● STATED TASK
Reproduce the records below in full and without edits, omitting images.

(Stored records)
########

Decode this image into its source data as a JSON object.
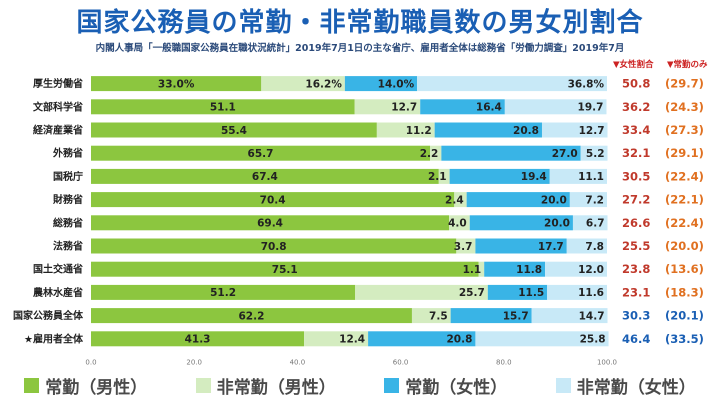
{
  "title": "国家公務員の常勤・非常勤職員数の男女別割合",
  "subtitle": "内閣人事局「一般職国家公務員在職状況統計」2019年7月1日の主な省庁、雇用者全体は総務省「労働力調査」2019年7月",
  "headers": {
    "female_ratio": "▼女性割合",
    "regular_only": "▼常勤のみ"
  },
  "colors": {
    "regular_male": "#8cc63f",
    "nonregular_male": "#d4ecc0",
    "regular_female": "#39b4e6",
    "nonregular_female": "#c8e9f7",
    "female_ratio_text": "#c0392b",
    "regular_only_text": "#e07020",
    "highlight_text": "#1a5fb4"
  },
  "chart_data": {
    "type": "bar",
    "orientation": "horizontal",
    "stacked": true,
    "xlim": [
      0,
      100
    ],
    "xticks": [
      "0.0",
      "20.0",
      "40.0",
      "60.0",
      "80.0",
      "100.0"
    ],
    "categories": [
      "厚生労働省",
      "文部科学省",
      "経済産業省",
      "外務省",
      "国税庁",
      "財務省",
      "総務省",
      "法務省",
      "国土交通省",
      "農林水産省",
      "国家公務員全体",
      "★雇用者全体"
    ],
    "series": [
      {
        "name": "常勤（男性）",
        "values": [
          33.0,
          51.1,
          55.4,
          65.7,
          67.4,
          70.4,
          69.4,
          70.8,
          75.1,
          51.2,
          62.2,
          41.3
        ],
        "labels": [
          "33.0%",
          "51.1",
          "55.4",
          "65.7",
          "67.4",
          "70.4",
          "69.4",
          "70.8",
          "75.1",
          "51.2",
          "62.2",
          "41.3"
        ]
      },
      {
        "name": "非常勤（男性）",
        "values": [
          16.2,
          12.7,
          11.2,
          2.2,
          2.1,
          2.4,
          4.0,
          3.7,
          1.1,
          25.7,
          7.5,
          12.4
        ],
        "labels": [
          "16.2%",
          "12.7",
          "11.2",
          "2.2",
          "2.1",
          "2.4",
          "4.0",
          "3.7",
          "1.1",
          "25.7",
          "7.5",
          "12.4"
        ]
      },
      {
        "name": "常勤（女性）",
        "values": [
          14.0,
          16.4,
          20.8,
          27.0,
          19.4,
          20.0,
          20.0,
          17.7,
          11.8,
          11.5,
          15.7,
          20.8
        ],
        "labels": [
          "14.0%",
          "16.4",
          "20.8",
          "27.0",
          "19.4",
          "20.0",
          "20.0",
          "17.7",
          "11.8",
          "11.5",
          "15.7",
          "20.8"
        ]
      },
      {
        "name": "非常勤（女性）",
        "values": [
          36.8,
          19.7,
          12.7,
          5.2,
          11.1,
          7.2,
          6.7,
          7.8,
          12.0,
          11.6,
          14.7,
          25.8
        ],
        "labels": [
          "36.8%",
          "19.7",
          "12.7",
          "5.2",
          "11.1",
          "7.2",
          "6.7",
          "7.8",
          "12.0",
          "11.6",
          "14.7",
          "25.8"
        ]
      }
    ],
    "female_ratio": [
      "50.8",
      "36.2",
      "33.4",
      "32.1",
      "30.5",
      "27.2",
      "26.6",
      "25.5",
      "23.8",
      "23.1",
      "30.3",
      "46.4"
    ],
    "regular_only": [
      "(29.7)",
      "(24.3)",
      "(27.3)",
      "(29.1)",
      "(22.4)",
      "(22.1)",
      "(22.4)",
      "(20.0)",
      "(13.6)",
      "(18.3)",
      "(20.1)",
      "(33.5)"
    ],
    "highlight_rows": [
      10,
      11
    ]
  }
}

########

● RIGHT ANSWER
Decode this image into its source data as a JSON object.
{
  "title": "国家公務員の常勤・非常勤職員数の男女別割合",
  "subtitle": "内閣人事局「一般職国家公務員在職状況統計」2019年7月1日の主な省庁、雇用者全体は総務省「労働力調査」2019年7月",
  "headers": {
    "female_ratio": "▼女性割合",
    "regular_only": "▼常勤のみ"
  },
  "colors": {
    "regular_male": "#8cc63f",
    "nonregular_male": "#d4ecc0",
    "regular_female": "#39b4e6",
    "nonregular_female": "#c8e9f7",
    "female_ratio_text": "#c0392b",
    "regular_only_text": "#e07020",
    "highlight_text": "#1a5fb4"
  },
  "chart_data": {
    "type": "bar",
    "orientation": "horizontal",
    "stacked": true,
    "xlim": [
      0,
      100
    ],
    "xticks": [
      "0.0",
      "20.0",
      "40.0",
      "60.0",
      "80.0",
      "100.0"
    ],
    "categories": [
      "厚生労働省",
      "文部科学省",
      "経済産業省",
      "外務省",
      "国税庁",
      "財務省",
      "総務省",
      "法務省",
      "国土交通省",
      "農林水産省",
      "国家公務員全体",
      "★雇用者全体"
    ],
    "series": [
      {
        "name": "常勤（男性）",
        "values": [
          33.0,
          51.1,
          55.4,
          65.7,
          67.4,
          70.4,
          69.4,
          70.8,
          75.1,
          51.2,
          62.2,
          41.3
        ],
        "labels": [
          "33.0%",
          "51.1",
          "55.4",
          "65.7",
          "67.4",
          "70.4",
          "69.4",
          "70.8",
          "75.1",
          "51.2",
          "62.2",
          "41.3"
        ]
      },
      {
        "name": "非常勤（男性）",
        "values": [
          16.2,
          12.7,
          11.2,
          2.2,
          2.1,
          2.4,
          4.0,
          3.7,
          1.1,
          25.7,
          7.5,
          12.4
        ],
        "labels": [
          "16.2%",
          "12.7",
          "11.2",
          "2.2",
          "2.1",
          "2.4",
          "4.0",
          "3.7",
          "1.1",
          "25.7",
          "7.5",
          "12.4"
        ]
      },
      {
        "name": "常勤（女性）",
        "values": [
          14.0,
          16.4,
          20.8,
          27.0,
          19.4,
          20.0,
          20.0,
          17.7,
          11.8,
          11.5,
          15.7,
          20.8
        ],
        "labels": [
          "14.0%",
          "16.4",
          "20.8",
          "27.0",
          "19.4",
          "20.0",
          "20.0",
          "17.7",
          "11.8",
          "11.5",
          "15.7",
          "20.8"
        ]
      },
      {
        "name": "非常勤（女性）",
        "values": [
          36.8,
          19.7,
          12.7,
          5.2,
          11.1,
          7.2,
          6.7,
          7.8,
          12.0,
          11.6,
          14.7,
          25.8
        ],
        "labels": [
          "36.8%",
          "19.7",
          "12.7",
          "5.2",
          "11.1",
          "7.2",
          "6.7",
          "7.8",
          "12.0",
          "11.6",
          "14.7",
          "25.8"
        ]
      }
    ],
    "female_ratio": [
      "50.8",
      "36.2",
      "33.4",
      "32.1",
      "30.5",
      "27.2",
      "26.6",
      "25.5",
      "23.8",
      "23.1",
      "30.3",
      "46.4"
    ],
    "regular_only": [
      "(29.7)",
      "(24.3)",
      "(27.3)",
      "(29.1)",
      "(22.4)",
      "(22.1)",
      "(22.4)",
      "(20.0)",
      "(13.6)",
      "(18.3)",
      "(20.1)",
      "(33.5)"
    ],
    "highlight_rows": [
      10,
      11
    ]
  }
}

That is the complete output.